**AUSGANGSTEXT**:
Die Townhouses von Berlin aber, stadträumlich geglückt (architektonisch jedoch missglückt), dienen gleichfalls nur den urbanen Eliten. Natürlich ist das nun vollendete Ensemble schon seit Jahren verkauft. Im Berliner Tagesspiegel hieß es vor ein paar Wochen in diesem Zusammenhang: "Sozialen Wohnungsbau gibt es nicht mehr, der Zuzug von Leuten mit höheren Einkommen - Lobbyisten, Verbandsvertreter, Unternehmer, Promis aus der Medien- und Kunstszene - zeige aber auch: Für diese Klientel fehlt ein adäquates Angebot." Das alles unter dem Titel: "Berlin wird nobler."

München, möchte man meinen, ist ebendies zur Genüge. Dass aber nur "mehr" auch mehr ist, im Gegensatz zum Moderne-Diktum "Less is more", demonstriert der steinerne New-Urbanism-Schick der neuen "Lenbachgärten" in Bahnhofsnähe.

Wanderungssaldi sind differenziert zu werten

Dort wird das "stilvolle Wohnen und Arbeiten für höchste Ansprüche" im "Geist der Könige" annonciert - und entsprechend den höchsten Einkommen anempfohlen.

**VORLIEGENDE DATENSÄTZE**:

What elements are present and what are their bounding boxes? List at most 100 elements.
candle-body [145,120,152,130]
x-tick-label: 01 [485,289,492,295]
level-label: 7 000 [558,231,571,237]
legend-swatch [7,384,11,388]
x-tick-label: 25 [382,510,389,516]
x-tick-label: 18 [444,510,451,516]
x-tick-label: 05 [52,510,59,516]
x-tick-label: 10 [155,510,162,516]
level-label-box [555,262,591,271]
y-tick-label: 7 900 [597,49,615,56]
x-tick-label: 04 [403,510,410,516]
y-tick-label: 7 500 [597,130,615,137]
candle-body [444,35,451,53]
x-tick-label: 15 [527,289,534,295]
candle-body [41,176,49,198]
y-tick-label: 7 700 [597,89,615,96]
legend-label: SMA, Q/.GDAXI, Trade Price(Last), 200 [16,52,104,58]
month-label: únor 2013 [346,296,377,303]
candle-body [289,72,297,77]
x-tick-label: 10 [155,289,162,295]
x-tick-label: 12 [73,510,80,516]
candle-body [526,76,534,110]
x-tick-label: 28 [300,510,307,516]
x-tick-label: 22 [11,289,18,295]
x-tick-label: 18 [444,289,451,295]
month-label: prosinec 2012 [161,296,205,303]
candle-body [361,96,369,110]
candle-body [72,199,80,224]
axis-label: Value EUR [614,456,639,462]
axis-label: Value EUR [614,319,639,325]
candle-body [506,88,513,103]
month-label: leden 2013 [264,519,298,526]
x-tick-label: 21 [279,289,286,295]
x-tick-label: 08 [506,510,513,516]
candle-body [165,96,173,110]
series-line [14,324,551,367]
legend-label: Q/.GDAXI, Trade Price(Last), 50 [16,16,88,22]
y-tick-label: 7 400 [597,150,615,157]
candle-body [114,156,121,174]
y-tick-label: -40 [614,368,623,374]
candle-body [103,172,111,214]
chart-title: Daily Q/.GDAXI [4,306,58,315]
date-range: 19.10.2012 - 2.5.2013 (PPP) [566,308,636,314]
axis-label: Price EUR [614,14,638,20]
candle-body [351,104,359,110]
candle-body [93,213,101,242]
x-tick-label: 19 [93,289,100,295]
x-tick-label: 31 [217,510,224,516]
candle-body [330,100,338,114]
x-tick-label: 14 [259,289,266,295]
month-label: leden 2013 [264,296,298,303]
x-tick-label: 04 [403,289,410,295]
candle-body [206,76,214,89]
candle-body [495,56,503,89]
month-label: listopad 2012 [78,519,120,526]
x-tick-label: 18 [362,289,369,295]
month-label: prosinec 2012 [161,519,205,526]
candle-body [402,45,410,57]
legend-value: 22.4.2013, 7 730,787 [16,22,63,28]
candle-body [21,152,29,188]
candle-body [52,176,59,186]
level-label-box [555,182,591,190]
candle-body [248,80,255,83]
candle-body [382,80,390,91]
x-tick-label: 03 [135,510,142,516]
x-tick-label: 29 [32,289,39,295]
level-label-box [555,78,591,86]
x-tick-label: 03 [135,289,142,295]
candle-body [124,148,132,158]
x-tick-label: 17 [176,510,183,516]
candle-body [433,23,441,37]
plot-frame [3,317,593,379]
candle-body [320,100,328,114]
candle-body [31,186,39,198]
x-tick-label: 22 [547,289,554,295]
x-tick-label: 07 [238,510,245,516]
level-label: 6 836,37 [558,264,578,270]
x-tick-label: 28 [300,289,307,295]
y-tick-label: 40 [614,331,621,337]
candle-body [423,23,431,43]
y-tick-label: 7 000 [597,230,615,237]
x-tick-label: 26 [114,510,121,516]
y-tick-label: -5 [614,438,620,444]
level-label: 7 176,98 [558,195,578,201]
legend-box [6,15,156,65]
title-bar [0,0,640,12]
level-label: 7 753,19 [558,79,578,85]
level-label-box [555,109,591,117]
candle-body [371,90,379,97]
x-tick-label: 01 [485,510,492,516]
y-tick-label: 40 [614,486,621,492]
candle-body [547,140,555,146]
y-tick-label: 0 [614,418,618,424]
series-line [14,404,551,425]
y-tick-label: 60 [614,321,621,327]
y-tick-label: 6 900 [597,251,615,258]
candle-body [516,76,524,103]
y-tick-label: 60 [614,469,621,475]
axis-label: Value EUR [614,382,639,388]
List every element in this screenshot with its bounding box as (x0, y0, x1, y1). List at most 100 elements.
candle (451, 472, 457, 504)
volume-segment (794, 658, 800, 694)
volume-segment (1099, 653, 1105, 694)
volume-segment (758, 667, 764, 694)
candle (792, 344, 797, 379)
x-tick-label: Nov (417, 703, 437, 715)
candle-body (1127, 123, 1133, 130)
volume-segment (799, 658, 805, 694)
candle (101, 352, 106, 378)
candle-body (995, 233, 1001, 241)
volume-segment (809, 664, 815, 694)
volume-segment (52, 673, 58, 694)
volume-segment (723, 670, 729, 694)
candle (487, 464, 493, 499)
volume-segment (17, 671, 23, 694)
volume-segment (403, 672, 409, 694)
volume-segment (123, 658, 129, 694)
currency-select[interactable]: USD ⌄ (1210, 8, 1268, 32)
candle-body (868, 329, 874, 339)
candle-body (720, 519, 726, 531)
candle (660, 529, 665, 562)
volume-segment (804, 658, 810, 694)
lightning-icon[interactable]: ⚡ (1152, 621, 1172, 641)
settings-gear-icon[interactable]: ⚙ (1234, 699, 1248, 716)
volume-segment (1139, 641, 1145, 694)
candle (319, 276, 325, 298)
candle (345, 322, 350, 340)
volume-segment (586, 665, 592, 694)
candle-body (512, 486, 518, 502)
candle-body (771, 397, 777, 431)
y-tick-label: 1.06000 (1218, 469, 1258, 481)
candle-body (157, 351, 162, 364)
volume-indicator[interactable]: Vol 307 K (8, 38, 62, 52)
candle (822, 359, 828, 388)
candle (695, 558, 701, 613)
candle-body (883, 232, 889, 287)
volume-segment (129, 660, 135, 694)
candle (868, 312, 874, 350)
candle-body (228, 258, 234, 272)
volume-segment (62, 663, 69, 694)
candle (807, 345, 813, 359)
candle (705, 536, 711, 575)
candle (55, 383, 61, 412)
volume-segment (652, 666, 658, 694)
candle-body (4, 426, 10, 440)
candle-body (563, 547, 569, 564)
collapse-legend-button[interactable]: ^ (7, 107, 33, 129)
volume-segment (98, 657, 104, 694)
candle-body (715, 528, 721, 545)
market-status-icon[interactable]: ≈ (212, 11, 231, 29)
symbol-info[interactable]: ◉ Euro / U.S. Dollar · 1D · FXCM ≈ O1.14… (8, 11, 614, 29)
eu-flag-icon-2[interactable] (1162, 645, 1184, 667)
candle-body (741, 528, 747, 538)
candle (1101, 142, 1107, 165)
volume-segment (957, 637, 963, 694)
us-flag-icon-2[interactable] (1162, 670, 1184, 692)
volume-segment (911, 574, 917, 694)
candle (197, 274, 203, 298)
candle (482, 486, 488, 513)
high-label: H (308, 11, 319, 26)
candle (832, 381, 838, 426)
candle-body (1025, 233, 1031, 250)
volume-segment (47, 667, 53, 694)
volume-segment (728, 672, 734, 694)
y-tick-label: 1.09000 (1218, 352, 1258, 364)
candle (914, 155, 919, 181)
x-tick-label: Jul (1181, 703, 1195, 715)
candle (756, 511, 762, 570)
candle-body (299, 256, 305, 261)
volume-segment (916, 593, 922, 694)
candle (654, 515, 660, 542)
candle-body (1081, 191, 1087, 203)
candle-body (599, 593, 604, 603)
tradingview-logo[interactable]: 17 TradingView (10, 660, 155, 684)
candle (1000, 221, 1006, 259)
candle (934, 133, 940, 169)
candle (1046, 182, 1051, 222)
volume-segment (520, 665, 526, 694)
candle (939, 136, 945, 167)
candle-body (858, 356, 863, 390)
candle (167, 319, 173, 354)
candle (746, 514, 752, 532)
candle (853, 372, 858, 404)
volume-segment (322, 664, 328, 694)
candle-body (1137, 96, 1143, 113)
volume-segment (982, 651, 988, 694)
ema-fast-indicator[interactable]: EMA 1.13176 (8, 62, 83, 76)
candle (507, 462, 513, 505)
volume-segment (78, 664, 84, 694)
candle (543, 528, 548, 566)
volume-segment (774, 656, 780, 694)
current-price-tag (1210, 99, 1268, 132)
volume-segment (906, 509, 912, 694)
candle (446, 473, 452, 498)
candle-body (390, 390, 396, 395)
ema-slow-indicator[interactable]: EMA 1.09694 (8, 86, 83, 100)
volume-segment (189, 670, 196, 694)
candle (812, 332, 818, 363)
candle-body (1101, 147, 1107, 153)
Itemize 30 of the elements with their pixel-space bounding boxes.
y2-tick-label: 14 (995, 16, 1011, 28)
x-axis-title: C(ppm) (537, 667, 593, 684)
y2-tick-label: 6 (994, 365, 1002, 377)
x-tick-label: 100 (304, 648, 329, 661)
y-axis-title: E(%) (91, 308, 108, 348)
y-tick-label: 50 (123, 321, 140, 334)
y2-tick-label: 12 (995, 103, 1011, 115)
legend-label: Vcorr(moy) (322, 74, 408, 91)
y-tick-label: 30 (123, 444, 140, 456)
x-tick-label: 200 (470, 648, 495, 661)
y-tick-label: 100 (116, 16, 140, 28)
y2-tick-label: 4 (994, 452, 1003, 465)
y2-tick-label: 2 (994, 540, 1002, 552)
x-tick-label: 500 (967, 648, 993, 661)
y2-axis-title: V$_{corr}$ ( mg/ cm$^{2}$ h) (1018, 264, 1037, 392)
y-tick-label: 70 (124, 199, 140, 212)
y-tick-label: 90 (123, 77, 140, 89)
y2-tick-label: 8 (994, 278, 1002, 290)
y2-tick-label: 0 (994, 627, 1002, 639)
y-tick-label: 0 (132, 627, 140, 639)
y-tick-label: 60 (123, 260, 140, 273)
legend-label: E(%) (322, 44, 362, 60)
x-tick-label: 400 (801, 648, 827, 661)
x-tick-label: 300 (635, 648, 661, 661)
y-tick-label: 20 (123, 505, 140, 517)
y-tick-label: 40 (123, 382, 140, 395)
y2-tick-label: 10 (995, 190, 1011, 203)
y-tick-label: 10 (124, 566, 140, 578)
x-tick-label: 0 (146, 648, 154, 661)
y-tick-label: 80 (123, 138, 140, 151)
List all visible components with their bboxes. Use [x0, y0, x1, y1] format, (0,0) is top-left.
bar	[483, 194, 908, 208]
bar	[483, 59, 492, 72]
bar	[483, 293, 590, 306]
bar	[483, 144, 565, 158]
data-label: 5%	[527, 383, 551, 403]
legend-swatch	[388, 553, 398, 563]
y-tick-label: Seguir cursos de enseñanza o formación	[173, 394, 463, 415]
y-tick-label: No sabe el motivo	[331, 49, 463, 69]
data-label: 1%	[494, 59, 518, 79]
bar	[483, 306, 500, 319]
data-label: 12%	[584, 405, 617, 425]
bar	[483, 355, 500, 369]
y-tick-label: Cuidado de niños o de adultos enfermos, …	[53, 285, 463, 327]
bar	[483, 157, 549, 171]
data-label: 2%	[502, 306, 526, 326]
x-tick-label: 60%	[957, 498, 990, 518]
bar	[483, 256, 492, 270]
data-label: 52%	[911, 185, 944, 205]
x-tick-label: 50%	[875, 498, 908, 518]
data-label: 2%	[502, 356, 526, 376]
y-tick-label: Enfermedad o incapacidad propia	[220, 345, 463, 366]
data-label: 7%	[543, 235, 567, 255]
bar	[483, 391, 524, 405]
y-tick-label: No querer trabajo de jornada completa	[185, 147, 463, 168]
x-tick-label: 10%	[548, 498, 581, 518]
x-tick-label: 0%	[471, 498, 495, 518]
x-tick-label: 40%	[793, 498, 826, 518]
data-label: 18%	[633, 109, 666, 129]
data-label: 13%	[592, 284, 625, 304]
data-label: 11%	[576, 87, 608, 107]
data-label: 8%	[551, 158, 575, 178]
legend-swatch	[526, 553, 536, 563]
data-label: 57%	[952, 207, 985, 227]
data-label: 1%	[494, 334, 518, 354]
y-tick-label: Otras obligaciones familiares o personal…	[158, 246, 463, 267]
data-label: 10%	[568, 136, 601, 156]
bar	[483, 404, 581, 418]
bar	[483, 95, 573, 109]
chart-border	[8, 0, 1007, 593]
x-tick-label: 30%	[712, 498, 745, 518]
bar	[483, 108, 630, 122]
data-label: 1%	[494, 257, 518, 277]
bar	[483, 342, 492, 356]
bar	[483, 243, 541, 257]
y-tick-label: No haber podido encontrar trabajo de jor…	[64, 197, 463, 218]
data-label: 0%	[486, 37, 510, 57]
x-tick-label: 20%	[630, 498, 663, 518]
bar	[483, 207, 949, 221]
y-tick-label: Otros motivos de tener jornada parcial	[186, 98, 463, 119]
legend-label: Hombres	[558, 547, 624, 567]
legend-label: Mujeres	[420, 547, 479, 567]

**SCHRIFTLICHE AUFGABE A**:
Übersetzen Sie den Satz „Natürlich ist das nun vollendete Ensemble schon seit Jahren verkauft.“ aus dem Ausgangstext ins Englische.
**SCHRIFTLICHE AUFGABE B**:
Entnehmen Sie dem Ausgangstext wortgetreu den Abschnitt von „Dort wird das“ bis einschließlich „den höchsten Einkommen anempfohlen.“.

**FERTIGE LÖSUNG A**:
Of course, the now completed ensemble has already been sold for years.

**FERTIGE LÖSUNG B**:
Dort wird das "stilvolle Wohnen und Arbeiten für höchste Ansprüche" im "Geist der Könige" annonciert - und entsprechend den höchsten Einkommen anempfohlen.